** BEGIN **

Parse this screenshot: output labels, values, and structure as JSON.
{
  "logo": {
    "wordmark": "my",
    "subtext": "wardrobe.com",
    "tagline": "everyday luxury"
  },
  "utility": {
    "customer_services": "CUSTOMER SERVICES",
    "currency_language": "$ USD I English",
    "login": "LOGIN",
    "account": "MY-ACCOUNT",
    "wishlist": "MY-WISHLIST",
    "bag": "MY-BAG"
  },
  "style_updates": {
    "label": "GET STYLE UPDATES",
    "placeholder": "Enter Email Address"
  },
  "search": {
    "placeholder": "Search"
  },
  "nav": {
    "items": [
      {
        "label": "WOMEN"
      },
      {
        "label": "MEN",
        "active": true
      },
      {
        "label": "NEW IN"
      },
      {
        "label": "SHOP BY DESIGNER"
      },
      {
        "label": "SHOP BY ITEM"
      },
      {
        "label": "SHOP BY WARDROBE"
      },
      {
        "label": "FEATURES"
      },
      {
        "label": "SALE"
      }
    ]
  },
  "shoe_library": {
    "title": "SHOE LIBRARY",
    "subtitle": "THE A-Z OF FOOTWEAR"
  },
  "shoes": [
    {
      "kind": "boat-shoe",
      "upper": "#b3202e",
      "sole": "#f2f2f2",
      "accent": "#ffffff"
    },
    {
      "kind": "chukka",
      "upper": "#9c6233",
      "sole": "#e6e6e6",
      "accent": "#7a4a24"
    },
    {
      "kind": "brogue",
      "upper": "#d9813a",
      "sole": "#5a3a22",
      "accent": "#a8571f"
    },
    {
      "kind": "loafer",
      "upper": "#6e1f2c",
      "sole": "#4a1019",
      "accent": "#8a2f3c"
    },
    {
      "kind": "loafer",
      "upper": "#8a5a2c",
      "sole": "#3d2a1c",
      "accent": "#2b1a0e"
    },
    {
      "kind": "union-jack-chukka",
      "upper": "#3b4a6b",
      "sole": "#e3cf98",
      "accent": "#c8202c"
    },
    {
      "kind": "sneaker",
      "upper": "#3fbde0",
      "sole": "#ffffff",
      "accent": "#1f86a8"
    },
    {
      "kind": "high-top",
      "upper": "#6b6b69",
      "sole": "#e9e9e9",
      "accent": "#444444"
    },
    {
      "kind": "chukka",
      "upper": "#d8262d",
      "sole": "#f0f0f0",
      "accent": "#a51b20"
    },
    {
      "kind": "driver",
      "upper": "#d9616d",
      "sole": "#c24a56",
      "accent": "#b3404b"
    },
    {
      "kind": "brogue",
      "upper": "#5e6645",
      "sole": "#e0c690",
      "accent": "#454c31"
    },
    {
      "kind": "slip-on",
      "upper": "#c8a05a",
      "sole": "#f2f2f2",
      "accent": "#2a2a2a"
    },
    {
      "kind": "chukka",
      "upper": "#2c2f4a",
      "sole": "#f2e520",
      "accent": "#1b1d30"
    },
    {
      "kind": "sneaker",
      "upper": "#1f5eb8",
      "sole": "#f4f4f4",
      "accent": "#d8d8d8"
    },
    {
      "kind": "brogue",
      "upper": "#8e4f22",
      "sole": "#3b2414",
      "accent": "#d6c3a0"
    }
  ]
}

** END **

_TO DO_
Give back the whole listing, word for word.

_RESULT OF THE TASK_
Parse this screenshot: output labels, values, and structure as JSON.
{
  "logo": {
    "wordmark": "my",
    "subtext": "wardrobe.com",
    "tagline": "everyday luxury"
  },
  "utility": {
    "customer_services": "CUSTOMER SERVICES",
    "currency_language": "$ USD I English",
    "login": "LOGIN",
    "account": "MY-ACCOUNT",
    "wishlist": "MY-WISHLIST",
    "bag": "MY-BAG"
  },
  "style_updates": {
    "label": "GET STYLE UPDATES",
    "placeholder": "Enter Email Address"
  },
  "search": {
    "placeholder": "Search"
  },
  "nav": {
    "items": [
      {
        "label": "WOMEN"
      },
      {
        "label": "MEN",
        "active": true
      },
      {
        "label": "NEW IN"
      },
      {
        "label": "SHOP BY DESIGNER"
      },
      {
        "label": "SHOP BY ITEM"
      },
      {
        "label": "SHOP BY WARDROBE"
      },
      {
        "label": "FEATURES"
      },
      {
        "label": "SALE"
      }
    ]
  },
  "shoe_library": {
    "title": "SHOE LIBRARY",
    "subtitle": "THE A-Z OF FOOTWEAR"
  },
  "shoes": [
    {
      "kind": "boat-shoe",
      "upper": "#b3202e",
      "sole": "#f2f2f2",
      "accent": "#ffffff"
    },
    {
      "kind": "chukka",
      "upper": "#9c6233",
      "sole": "#e6e6e6",
      "accent": "#7a4a24"
    },
    {
      "kind": "brogue",
      "upper": "#d9813a",
      "sole": "#5a3a22",
      "accent": "#a8571f"
    },
    {
      "kind": "loafer",
      "upper": "#6e1f2c",
      "sole": "#4a1019",
      "accent": "#8a2f3c"
    },
    {
      "kind": "loafer",
      "upper": "#8a5a2c",
      "sole": "#3d2a1c",
      "accent": "#2b1a0e"
    },
    {
      "kind": "union-jack-chukka",
      "upper": "#3b4a6b",
      "sole": "#e3cf98",
      "accent": "#c8202c"
    },
    {
      "kind": "sneaker",
      "upper": "#3fbde0",
      "sole": "#ffffff",
      "accent": "#1f86a8"
    },
    {
      "kind": "high-top",
      "upper": "#6b6b69",
      "sole": "#e9e9e9",
      "accent": "#444444"
    },
    {
      "kind": "chukka",
      "upper": "#d8262d",
      "sole": "#f0f0f0",
      "accent": "#a51b20"
    },
    {
      "kind": "driver",
      "upper": "#d9616d",
      "sole": "#c24a56",
      "accent": "#b3404b"
    },
    {
      "kind": "brogue",
      "upper": "#5e6645",
      "sole": "#e0c690",
      "accent": "#454c31"
    },
    {
      "kind": "slip-on",
      "upper": "#c8a05a",
      "sole": "#f2f2f2",
      "accent": "#2a2a2a"
    },
    {
      "kind": "chukka",
      "upper": "#2c2f4a",
      "sole": "#f2e520",
      "accent": "#1b1d30"
    },
    {
      "kind": "sneaker",
      "upper": "#1f5eb8",
      "sole": "#f4f4f4",
      "accent": "#d8d8d8"
    },
    {
      "kind": "brogue",
      "upper": "#8e4f22",
      "sole": "#3b2414",
      "accent": "#d6c3a0"
    }
  ]
}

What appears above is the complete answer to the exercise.